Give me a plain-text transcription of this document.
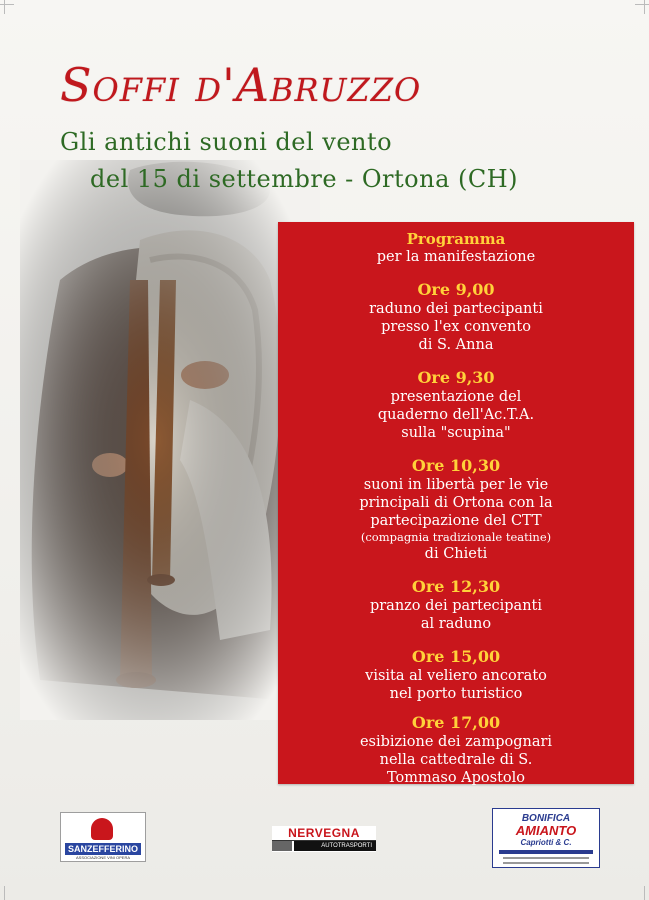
Soffi d'Abruzzo
Gli antichi suoni del vento
del 15 di settembre - Ortona (CH)
Programma
per la manifestazione
Ore 9,00
raduno dei partecipanti
presso l'ex convento
di S. Anna
Ore 9,30
presentazione del
quaderno dell'Ac.T.A.
sulla "scupina"
Ore 10,30
suoni in libertà per le vie
principali di Ortona con la
partecipazione del CTT
(compagnia tradizionale teatine)
di Chieti
Ore 12,30
pranzo dei partecipanti
al raduno
Ore 15,00
visita al veliero ancorato
nel porto turistico
Ore 17,00
esibizione dei zampognari
nella cattedrale di S.
Tommaso Apostolo
SANZEFFERINO
ASSOCIAZIONE VINI OPERA
NERVEGNA
AUTOTRASPORTI
BONIFICA
AMIANTO
Capriotti & C.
◇ ◇ ◇ ◇
◆ **Job**:
Images do not belong in the copy; reproduce all other parts of the records above verbatim.

◆ **Solved exercise**:
Give me a plain-text transcription of this document.
Soffi d'Abruzzo
Gli antichi suoni del vento
del 15 di settembre - Ortona (CH)
Programma
per la manifestazione
Ore 9,00
raduno dei partecipanti
presso l'ex convento
di S. Anna
Ore 9,30
presentazione del
quaderno dell'Ac.T.A.
sulla "scupina"
Ore 10,30
suoni in libertà per le vie
principali di Ortona con la
partecipazione del CTT
(compagnia tradizionale teatine)
di Chieti
Ore 12,30
pranzo dei partecipanti
al raduno
Ore 15,00
visita al veliero ancorato
nel porto turistico
Ore 17,00
esibizione dei zampognari
nella cattedrale di S.
Tommaso Apostolo
SANZEFFERINO
ASSOCIAZIONE VINI OPERA
NERVEGNA
AUTOTRASPORTI
BONIFICA
AMIANTO
Capriotti & C.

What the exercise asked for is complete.